## Stated exercise
Locate each line in the records containing "JSON". Copy it.

## Raw records
········
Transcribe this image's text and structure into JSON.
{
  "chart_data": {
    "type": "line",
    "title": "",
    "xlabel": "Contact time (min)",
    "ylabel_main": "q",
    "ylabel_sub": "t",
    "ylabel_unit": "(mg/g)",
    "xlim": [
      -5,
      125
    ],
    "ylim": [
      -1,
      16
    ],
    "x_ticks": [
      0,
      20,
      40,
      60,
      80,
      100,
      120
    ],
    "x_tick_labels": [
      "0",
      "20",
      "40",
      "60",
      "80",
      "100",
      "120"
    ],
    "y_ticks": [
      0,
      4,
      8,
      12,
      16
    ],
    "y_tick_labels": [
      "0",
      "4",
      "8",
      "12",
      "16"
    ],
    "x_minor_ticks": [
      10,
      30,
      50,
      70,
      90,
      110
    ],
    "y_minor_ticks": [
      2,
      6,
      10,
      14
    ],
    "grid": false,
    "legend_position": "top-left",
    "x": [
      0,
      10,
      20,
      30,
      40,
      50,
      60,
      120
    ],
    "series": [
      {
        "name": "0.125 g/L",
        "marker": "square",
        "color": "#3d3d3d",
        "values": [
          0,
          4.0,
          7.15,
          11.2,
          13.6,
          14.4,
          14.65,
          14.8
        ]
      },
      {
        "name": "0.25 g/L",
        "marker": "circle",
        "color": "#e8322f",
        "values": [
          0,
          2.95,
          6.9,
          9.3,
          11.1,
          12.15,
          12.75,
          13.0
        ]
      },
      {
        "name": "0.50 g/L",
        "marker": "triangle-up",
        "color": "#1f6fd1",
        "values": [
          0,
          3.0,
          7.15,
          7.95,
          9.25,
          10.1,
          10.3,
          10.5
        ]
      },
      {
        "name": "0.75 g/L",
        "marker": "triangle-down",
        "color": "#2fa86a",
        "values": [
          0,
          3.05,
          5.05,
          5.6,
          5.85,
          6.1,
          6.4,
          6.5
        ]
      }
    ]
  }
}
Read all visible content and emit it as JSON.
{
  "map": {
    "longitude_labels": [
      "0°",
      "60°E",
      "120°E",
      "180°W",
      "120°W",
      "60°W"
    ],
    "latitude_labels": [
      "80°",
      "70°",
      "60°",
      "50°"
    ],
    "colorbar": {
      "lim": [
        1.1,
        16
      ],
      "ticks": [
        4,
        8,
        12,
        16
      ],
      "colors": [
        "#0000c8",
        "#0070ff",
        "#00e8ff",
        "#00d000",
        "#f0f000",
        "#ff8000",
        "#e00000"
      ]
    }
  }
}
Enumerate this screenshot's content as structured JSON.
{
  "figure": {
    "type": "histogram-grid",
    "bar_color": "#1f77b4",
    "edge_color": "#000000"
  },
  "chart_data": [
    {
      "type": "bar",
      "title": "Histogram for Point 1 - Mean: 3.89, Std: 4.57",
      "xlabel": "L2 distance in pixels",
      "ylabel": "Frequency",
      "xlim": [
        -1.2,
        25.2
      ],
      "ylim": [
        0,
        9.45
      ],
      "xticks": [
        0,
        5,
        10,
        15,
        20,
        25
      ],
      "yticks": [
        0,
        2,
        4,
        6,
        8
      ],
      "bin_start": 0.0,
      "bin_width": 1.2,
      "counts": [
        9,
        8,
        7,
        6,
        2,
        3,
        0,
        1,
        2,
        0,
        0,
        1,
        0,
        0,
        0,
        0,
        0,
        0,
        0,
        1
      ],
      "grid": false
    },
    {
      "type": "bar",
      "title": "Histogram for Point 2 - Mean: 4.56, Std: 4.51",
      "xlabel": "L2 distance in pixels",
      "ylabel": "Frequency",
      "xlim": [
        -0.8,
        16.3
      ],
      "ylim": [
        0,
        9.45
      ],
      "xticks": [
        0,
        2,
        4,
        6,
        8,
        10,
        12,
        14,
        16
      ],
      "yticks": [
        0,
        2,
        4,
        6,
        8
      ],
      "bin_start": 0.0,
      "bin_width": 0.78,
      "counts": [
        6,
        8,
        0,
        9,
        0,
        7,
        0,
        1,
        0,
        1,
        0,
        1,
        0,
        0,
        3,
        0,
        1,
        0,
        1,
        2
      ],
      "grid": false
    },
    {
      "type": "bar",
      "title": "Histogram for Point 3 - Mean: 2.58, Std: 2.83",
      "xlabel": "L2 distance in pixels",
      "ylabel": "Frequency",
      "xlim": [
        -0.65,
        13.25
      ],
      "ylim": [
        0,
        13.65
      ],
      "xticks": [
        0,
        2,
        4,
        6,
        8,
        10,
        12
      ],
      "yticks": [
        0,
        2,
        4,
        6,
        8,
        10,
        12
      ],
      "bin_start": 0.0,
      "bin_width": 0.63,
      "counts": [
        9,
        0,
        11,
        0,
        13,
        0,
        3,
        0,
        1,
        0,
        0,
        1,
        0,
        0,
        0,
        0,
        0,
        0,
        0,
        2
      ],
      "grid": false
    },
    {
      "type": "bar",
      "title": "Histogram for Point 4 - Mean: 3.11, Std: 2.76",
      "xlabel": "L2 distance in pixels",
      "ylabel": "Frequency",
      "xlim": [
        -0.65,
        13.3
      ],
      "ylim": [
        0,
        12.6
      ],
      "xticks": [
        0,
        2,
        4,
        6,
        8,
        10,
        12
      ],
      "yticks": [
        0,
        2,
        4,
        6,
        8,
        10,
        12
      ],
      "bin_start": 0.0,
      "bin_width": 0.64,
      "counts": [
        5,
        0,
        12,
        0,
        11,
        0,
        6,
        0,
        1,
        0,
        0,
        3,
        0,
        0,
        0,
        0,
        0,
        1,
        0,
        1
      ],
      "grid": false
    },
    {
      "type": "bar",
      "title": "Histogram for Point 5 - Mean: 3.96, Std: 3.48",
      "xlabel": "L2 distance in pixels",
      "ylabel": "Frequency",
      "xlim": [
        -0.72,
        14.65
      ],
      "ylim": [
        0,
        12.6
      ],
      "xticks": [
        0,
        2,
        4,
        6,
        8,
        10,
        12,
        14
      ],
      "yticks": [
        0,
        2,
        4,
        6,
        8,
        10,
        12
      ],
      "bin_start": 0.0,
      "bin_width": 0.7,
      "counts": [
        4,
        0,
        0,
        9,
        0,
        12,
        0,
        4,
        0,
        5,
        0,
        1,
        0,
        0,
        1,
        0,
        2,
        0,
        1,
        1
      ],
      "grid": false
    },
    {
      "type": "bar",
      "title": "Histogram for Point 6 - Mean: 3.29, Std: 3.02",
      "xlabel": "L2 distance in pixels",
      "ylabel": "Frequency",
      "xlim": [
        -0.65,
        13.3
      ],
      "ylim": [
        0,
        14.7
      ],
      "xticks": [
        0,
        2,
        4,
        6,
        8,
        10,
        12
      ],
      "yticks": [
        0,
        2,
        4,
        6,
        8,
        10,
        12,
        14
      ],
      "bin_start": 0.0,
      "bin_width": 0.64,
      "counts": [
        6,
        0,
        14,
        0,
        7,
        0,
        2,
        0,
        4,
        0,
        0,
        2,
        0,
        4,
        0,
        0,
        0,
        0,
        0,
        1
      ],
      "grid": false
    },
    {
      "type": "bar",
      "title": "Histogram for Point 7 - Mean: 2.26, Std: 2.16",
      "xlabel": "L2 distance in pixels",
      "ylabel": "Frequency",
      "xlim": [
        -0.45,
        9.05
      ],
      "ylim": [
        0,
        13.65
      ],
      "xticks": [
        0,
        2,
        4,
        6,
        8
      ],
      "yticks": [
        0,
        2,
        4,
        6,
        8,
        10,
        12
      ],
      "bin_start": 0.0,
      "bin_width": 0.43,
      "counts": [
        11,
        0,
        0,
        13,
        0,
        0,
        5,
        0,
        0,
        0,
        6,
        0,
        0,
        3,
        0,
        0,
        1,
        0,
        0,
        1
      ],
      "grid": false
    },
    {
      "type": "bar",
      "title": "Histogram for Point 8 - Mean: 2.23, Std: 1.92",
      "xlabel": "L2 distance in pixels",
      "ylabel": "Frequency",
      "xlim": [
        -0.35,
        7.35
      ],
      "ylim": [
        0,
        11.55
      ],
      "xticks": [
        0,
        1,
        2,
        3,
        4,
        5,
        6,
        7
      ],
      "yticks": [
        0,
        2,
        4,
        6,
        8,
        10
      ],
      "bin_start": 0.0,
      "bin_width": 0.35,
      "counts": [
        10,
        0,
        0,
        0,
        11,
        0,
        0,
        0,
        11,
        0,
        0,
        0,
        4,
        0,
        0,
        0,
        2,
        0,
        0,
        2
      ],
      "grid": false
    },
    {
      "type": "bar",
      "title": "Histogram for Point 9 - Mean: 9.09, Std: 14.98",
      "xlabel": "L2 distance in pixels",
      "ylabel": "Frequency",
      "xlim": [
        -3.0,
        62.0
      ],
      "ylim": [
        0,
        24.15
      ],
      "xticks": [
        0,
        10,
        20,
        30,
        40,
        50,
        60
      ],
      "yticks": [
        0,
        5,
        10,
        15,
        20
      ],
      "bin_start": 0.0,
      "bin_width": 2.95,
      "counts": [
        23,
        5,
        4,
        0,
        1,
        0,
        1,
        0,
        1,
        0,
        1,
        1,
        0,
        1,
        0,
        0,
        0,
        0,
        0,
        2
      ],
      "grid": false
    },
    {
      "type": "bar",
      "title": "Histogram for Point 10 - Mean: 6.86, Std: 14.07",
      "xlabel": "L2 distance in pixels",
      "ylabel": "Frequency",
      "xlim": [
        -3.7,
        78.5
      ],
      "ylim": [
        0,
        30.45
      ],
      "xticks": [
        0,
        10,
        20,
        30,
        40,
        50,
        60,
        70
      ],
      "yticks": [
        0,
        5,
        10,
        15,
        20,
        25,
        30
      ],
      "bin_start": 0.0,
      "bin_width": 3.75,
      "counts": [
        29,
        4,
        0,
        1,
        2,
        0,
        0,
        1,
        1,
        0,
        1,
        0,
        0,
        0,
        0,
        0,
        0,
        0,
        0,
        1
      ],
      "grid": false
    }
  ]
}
········
## Written reply
Transcribe this image's text and structure into JSON.
Read all visible content and emit it as JSON.
Enumerate this screenshot's content as structured JSON.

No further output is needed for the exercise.